Objective: Quote the whole listing word for word. Do not include the pictures.

--*--

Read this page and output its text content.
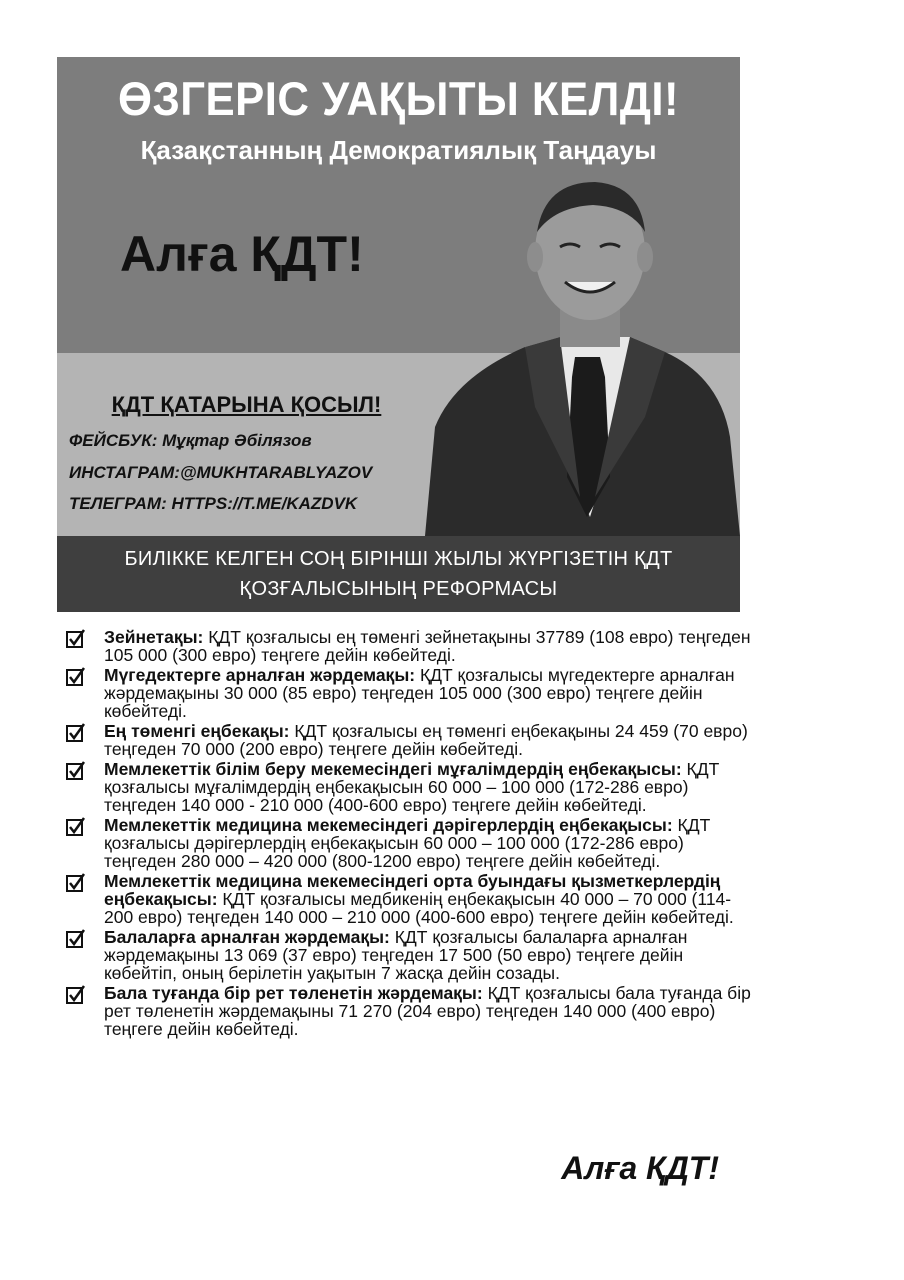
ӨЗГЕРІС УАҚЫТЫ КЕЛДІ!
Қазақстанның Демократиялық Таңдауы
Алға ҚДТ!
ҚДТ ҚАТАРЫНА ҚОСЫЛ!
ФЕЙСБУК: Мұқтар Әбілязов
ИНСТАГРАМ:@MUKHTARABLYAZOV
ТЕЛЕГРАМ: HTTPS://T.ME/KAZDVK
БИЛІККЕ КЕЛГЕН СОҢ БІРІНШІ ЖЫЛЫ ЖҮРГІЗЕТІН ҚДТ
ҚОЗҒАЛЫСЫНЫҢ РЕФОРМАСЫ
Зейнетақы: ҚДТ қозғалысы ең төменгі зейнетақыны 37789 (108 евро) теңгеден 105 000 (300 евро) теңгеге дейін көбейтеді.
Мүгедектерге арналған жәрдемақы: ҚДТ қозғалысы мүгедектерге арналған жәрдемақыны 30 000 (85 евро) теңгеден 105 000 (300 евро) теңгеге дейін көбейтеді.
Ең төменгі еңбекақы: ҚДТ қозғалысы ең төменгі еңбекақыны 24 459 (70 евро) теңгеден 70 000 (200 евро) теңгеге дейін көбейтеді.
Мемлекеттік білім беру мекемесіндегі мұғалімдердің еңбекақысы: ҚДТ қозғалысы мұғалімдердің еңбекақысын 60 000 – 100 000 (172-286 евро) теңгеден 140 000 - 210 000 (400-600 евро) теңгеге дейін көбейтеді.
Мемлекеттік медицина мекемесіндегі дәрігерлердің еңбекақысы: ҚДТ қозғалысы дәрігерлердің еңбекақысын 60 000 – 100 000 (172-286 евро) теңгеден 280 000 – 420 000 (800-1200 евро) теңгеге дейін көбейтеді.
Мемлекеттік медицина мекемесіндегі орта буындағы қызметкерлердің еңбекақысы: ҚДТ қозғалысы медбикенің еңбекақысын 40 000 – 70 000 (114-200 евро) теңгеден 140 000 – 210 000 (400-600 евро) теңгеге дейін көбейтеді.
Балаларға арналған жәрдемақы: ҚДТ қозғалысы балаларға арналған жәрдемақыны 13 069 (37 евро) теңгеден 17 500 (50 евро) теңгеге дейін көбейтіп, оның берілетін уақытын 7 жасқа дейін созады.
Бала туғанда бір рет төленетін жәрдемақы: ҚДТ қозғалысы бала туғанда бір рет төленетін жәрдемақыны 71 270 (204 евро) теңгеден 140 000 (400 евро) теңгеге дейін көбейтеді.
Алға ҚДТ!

--*--

Answer to the problem:
Read this page and output its text content.
ӨЗГЕРІС УАҚЫТЫ КЕЛДІ!
Қазақстанның Демократиялық Таңдауы
Алға ҚДТ!
ҚДТ ҚАТАРЫНА ҚОСЫЛ!
ФЕЙСБУК: Мұқтар Әбілязов
ИНСТАГРАМ:@MUKHTARABLYAZOV
ТЕЛЕГРАМ: HTTPS://T.ME/KAZDVK
БИЛІККЕ КЕЛГЕН СОҢ БІРІНШІ ЖЫЛЫ ЖҮРГІЗЕТІН ҚДТ
ҚОЗҒАЛЫСЫНЫҢ РЕФОРМАСЫ
Зейнетақы: ҚДТ қозғалысы ең төменгі зейнетақыны 37789 (108 евро) теңгеден 105 000 (300 евро) теңгеге дейін көбейтеді.
Мүгедектерге арналған жәрдемақы: ҚДТ қозғалысы мүгедектерге арналған жәрдемақыны 30 000 (85 евро) теңгеден 105 000 (300 евро) теңгеге дейін көбейтеді.
Ең төменгі еңбекақы: ҚДТ қозғалысы ең төменгі еңбекақыны 24 459 (70 евро) теңгеден 70 000 (200 евро) теңгеге дейін көбейтеді.
Мемлекеттік білім беру мекемесіндегі мұғалімдердің еңбекақысы: ҚДТ қозғалысы мұғалімдердің еңбекақысын 60 000 – 100 000 (172-286 евро) теңгеден 140 000 - 210 000 (400-600 евро) теңгеге дейін көбейтеді.
Мемлекеттік медицина мекемесіндегі дәрігерлердің еңбекақысы: ҚДТ қозғалысы дәрігерлердің еңбекақысын 60 000 – 100 000 (172-286 евро) теңгеден 280 000 – 420 000 (800-1200 евро) теңгеге дейін көбейтеді.
Мемлекеттік медицина мекемесіндегі орта буындағы қызметкерлердің еңбекақысы: ҚДТ қозғалысы медбикенің еңбекақысын 40 000 – 70 000 (114-200 евро) теңгеден 140 000 – 210 000 (400-600 евро) теңгеге дейін көбейтеді.
Балаларға арналған жәрдемақы: ҚДТ қозғалысы балаларға арналған жәрдемақыны 13 069 (37 евро) теңгеден 17 500 (50 евро) теңгеге дейін көбейтіп, оның берілетін уақытын 7 жасқа дейін созады.
Бала туғанда бір рет төленетін жәрдемақы: ҚДТ қозғалысы бала туғанда бір рет төленетін жәрдемақыны 71 270 (204 евро) теңгеден 140 000 (400 евро) теңгеге дейін көбейтеді.
Алға ҚДТ!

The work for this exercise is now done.